--- TASK MATERIAL ---
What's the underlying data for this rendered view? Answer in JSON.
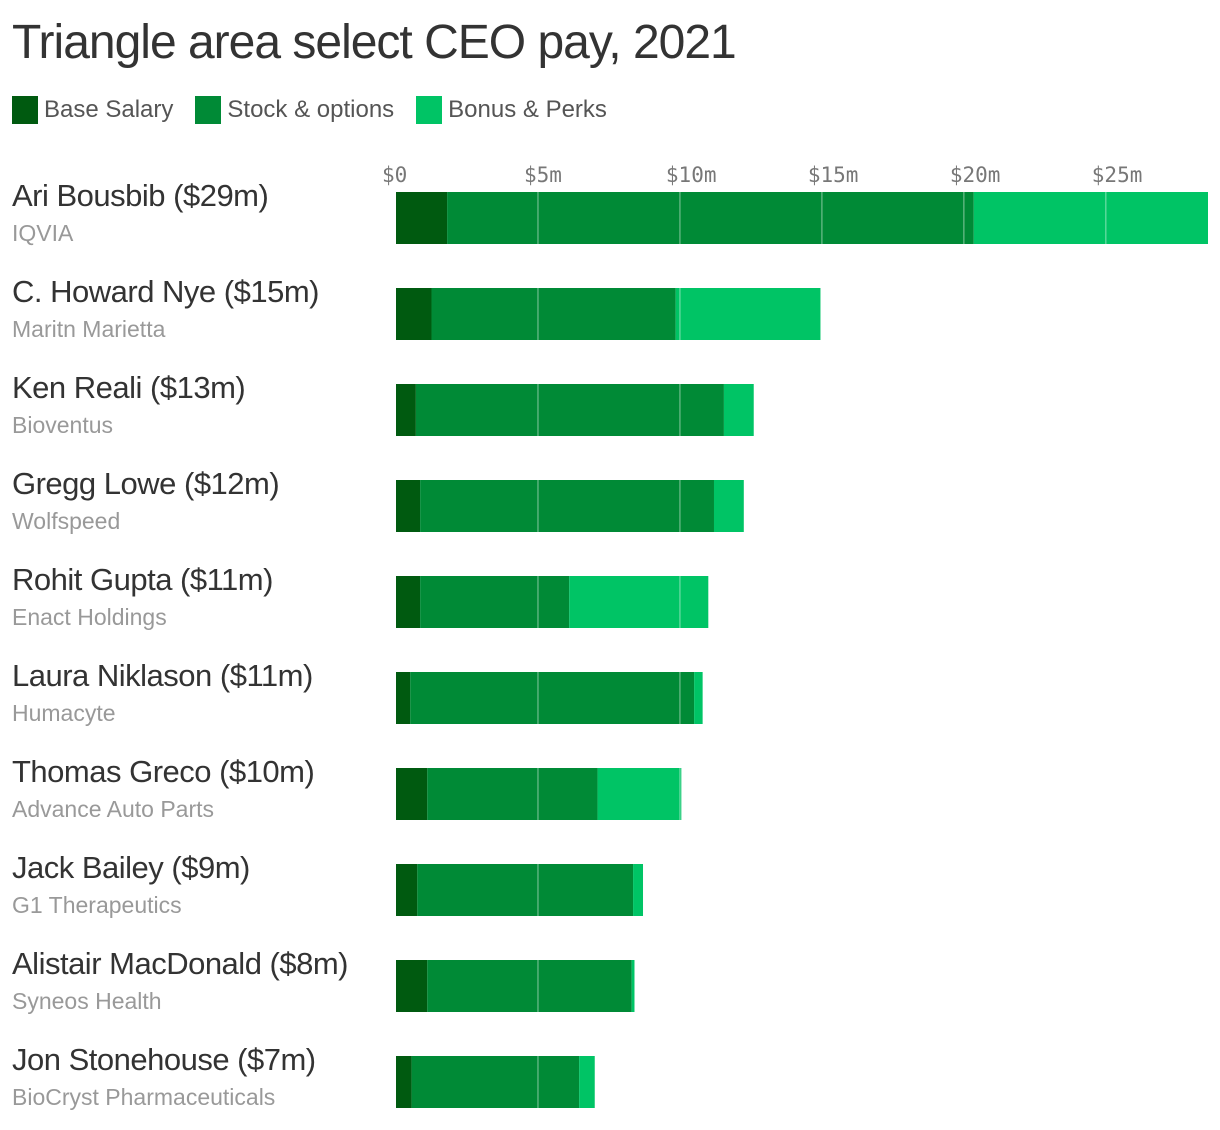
{
  "chart_data": {
    "type": "bar",
    "orientation": "horizontal",
    "stacked": true,
    "title": "Triangle area select CEO pay, 2021",
    "legend_position": "top-left",
    "grid": true,
    "xlim": [
      0,
      28.6
    ],
    "x_ticks": [
      0,
      5,
      10,
      15,
      20,
      25
    ],
    "x_tick_labels": [
      "$0",
      "$5m",
      "$10m",
      "$15m",
      "$20m",
      "$25m"
    ],
    "series": [
      {
        "name": "Base Salary",
        "color": "#005a10",
        "values": [
          1.8,
          1.25,
          0.7,
          0.85,
          0.85,
          0.5,
          1.1,
          0.75,
          1.1,
          0.55
        ]
      },
      {
        "name": "Stock & options",
        "color": "#008a36",
        "values": [
          18.55,
          8.6,
          10.85,
          10.35,
          5.25,
          10.0,
          6.0,
          7.6,
          7.2,
          5.9
        ]
      },
      {
        "name": "Bonus & Perks",
        "color": "#00c465",
        "values": [
          8.25,
          5.1,
          1.05,
          1.05,
          4.9,
          0.3,
          2.95,
          0.35,
          0.1,
          0.55
        ]
      }
    ],
    "rows": [
      {
        "name": "Ari Bousbib ($29m)",
        "company": "IQVIA"
      },
      {
        "name": "C. Howard Nye ($15m)",
        "company": "Maritn Marietta"
      },
      {
        "name": "Ken Reali ($13m)",
        "company": "Bioventus"
      },
      {
        "name": "Gregg Lowe ($12m)",
        "company": "Wolfspeed"
      },
      {
        "name": "Rohit Gupta ($11m)",
        "company": "Enact Holdings"
      },
      {
        "name": "Laura Niklason ($11m)",
        "company": "Humacyte"
      },
      {
        "name": "Thomas Greco ($10m)",
        "company": "Advance Auto Parts"
      },
      {
        "name": "Jack Bailey ($9m)",
        "company": "G1 Therapeutics"
      },
      {
        "name": "Alistair MacDonald ($8m)",
        "company": "Syneos Health"
      },
      {
        "name": "Jon Stonehouse ($7m)",
        "company": "BioCryst Pharmaceuticals"
      }
    ]
  }
}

--- WHAT TO WORK ON ---
Give every line back word for word and leave the pictures out.

--- SOLVED PROBLEM ---
What's the underlying data for this rendered view? Answer in JSON.
{
  "chart_data": {
    "type": "bar",
    "orientation": "horizontal",
    "stacked": true,
    "title": "Triangle area select CEO pay, 2021",
    "legend_position": "top-left",
    "grid": true,
    "xlim": [
      0,
      28.6
    ],
    "x_ticks": [
      0,
      5,
      10,
      15,
      20,
      25
    ],
    "x_tick_labels": [
      "$0",
      "$5m",
      "$10m",
      "$15m",
      "$20m",
      "$25m"
    ],
    "series": [
      {
        "name": "Base Salary",
        "color": "#005a10",
        "values": [
          1.8,
          1.25,
          0.7,
          0.85,
          0.85,
          0.5,
          1.1,
          0.75,
          1.1,
          0.55
        ]
      },
      {
        "name": "Stock & options",
        "color": "#008a36",
        "values": [
          18.55,
          8.6,
          10.85,
          10.35,
          5.25,
          10.0,
          6.0,
          7.6,
          7.2,
          5.9
        ]
      },
      {
        "name": "Bonus & Perks",
        "color": "#00c465",
        "values": [
          8.25,
          5.1,
          1.05,
          1.05,
          4.9,
          0.3,
          2.95,
          0.35,
          0.1,
          0.55
        ]
      }
    ],
    "rows": [
      {
        "name": "Ari Bousbib ($29m)",
        "company": "IQVIA"
      },
      {
        "name": "C. Howard Nye ($15m)",
        "company": "Maritn Marietta"
      },
      {
        "name": "Ken Reali ($13m)",
        "company": "Bioventus"
      },
      {
        "name": "Gregg Lowe ($12m)",
        "company": "Wolfspeed"
      },
      {
        "name": "Rohit Gupta ($11m)",
        "company": "Enact Holdings"
      },
      {
        "name": "Laura Niklason ($11m)",
        "company": "Humacyte"
      },
      {
        "name": "Thomas Greco ($10m)",
        "company": "Advance Auto Parts"
      },
      {
        "name": "Jack Bailey ($9m)",
        "company": "G1 Therapeutics"
      },
      {
        "name": "Alistair MacDonald ($8m)",
        "company": "Syneos Health"
      },
      {
        "name": "Jon Stonehouse ($7m)",
        "company": "BioCryst Pharmaceuticals"
      }
    ]
  }
}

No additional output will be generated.